— start RECORDS TO USE —

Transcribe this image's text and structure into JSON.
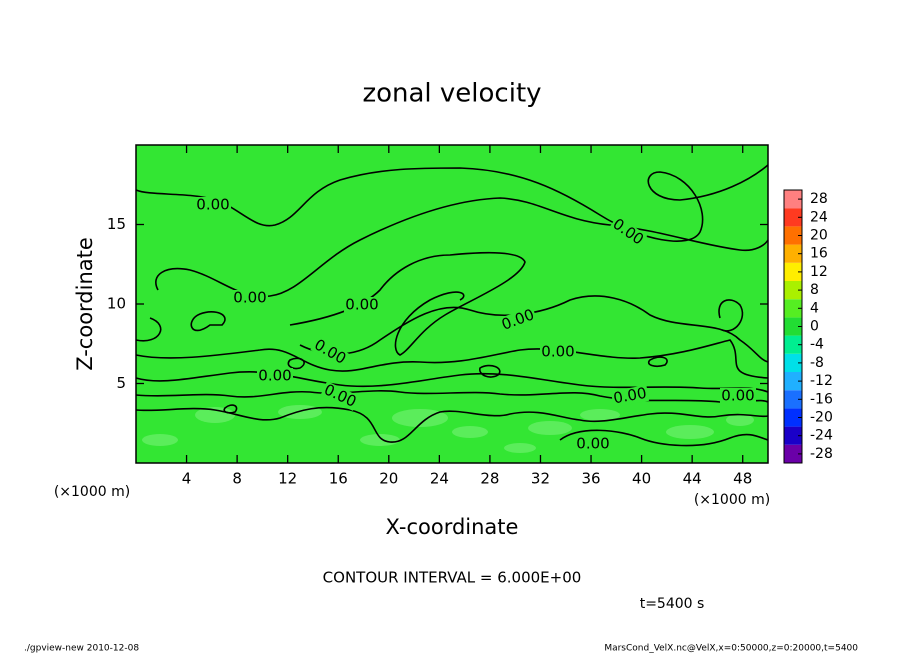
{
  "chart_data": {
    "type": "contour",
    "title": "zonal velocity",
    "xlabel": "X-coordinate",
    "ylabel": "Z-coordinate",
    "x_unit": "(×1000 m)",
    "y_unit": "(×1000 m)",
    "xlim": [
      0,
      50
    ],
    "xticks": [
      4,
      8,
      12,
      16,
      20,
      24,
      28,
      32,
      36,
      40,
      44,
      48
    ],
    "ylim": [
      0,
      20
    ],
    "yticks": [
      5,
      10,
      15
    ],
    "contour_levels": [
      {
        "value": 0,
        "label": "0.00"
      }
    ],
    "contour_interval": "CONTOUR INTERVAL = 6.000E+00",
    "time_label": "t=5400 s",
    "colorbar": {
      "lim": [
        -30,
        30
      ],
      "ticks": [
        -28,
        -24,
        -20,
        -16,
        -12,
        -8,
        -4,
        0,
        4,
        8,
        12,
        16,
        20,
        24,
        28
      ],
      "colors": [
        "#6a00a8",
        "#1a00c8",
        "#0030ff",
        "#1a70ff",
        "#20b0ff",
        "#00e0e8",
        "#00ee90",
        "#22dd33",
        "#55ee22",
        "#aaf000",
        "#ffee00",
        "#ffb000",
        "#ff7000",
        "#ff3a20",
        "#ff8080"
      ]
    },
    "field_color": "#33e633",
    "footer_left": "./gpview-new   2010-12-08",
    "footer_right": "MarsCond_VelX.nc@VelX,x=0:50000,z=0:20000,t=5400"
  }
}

— end RECORDS TO USE —

# DESCRIPTION OF THE TASK
Leave out all pictures, then copy the remaining material exactly.

# SOLUTION FOR THIS TASK
Transcribe this image's text and structure into JSON.
{
  "chart_data": {
    "type": "contour",
    "title": "zonal velocity",
    "xlabel": "X-coordinate",
    "ylabel": "Z-coordinate",
    "x_unit": "(×1000 m)",
    "y_unit": "(×1000 m)",
    "xlim": [
      0,
      50
    ],
    "xticks": [
      4,
      8,
      12,
      16,
      20,
      24,
      28,
      32,
      36,
      40,
      44,
      48
    ],
    "ylim": [
      0,
      20
    ],
    "yticks": [
      5,
      10,
      15
    ],
    "contour_levels": [
      {
        "value": 0,
        "label": "0.00"
      }
    ],
    "contour_interval": "CONTOUR INTERVAL = 6.000E+00",
    "time_label": "t=5400 s",
    "colorbar": {
      "lim": [
        -30,
        30
      ],
      "ticks": [
        -28,
        -24,
        -20,
        -16,
        -12,
        -8,
        -4,
        0,
        4,
        8,
        12,
        16,
        20,
        24,
        28
      ],
      "colors": [
        "#6a00a8",
        "#1a00c8",
        "#0030ff",
        "#1a70ff",
        "#20b0ff",
        "#00e0e8",
        "#00ee90",
        "#22dd33",
        "#55ee22",
        "#aaf000",
        "#ffee00",
        "#ffb000",
        "#ff7000",
        "#ff3a20",
        "#ff8080"
      ]
    },
    "field_color": "#33e633",
    "footer_left": "./gpview-new   2010-12-08",
    "footer_right": "MarsCond_VelX.nc@VelX,x=0:50000,z=0:20000,t=5400"
  }
}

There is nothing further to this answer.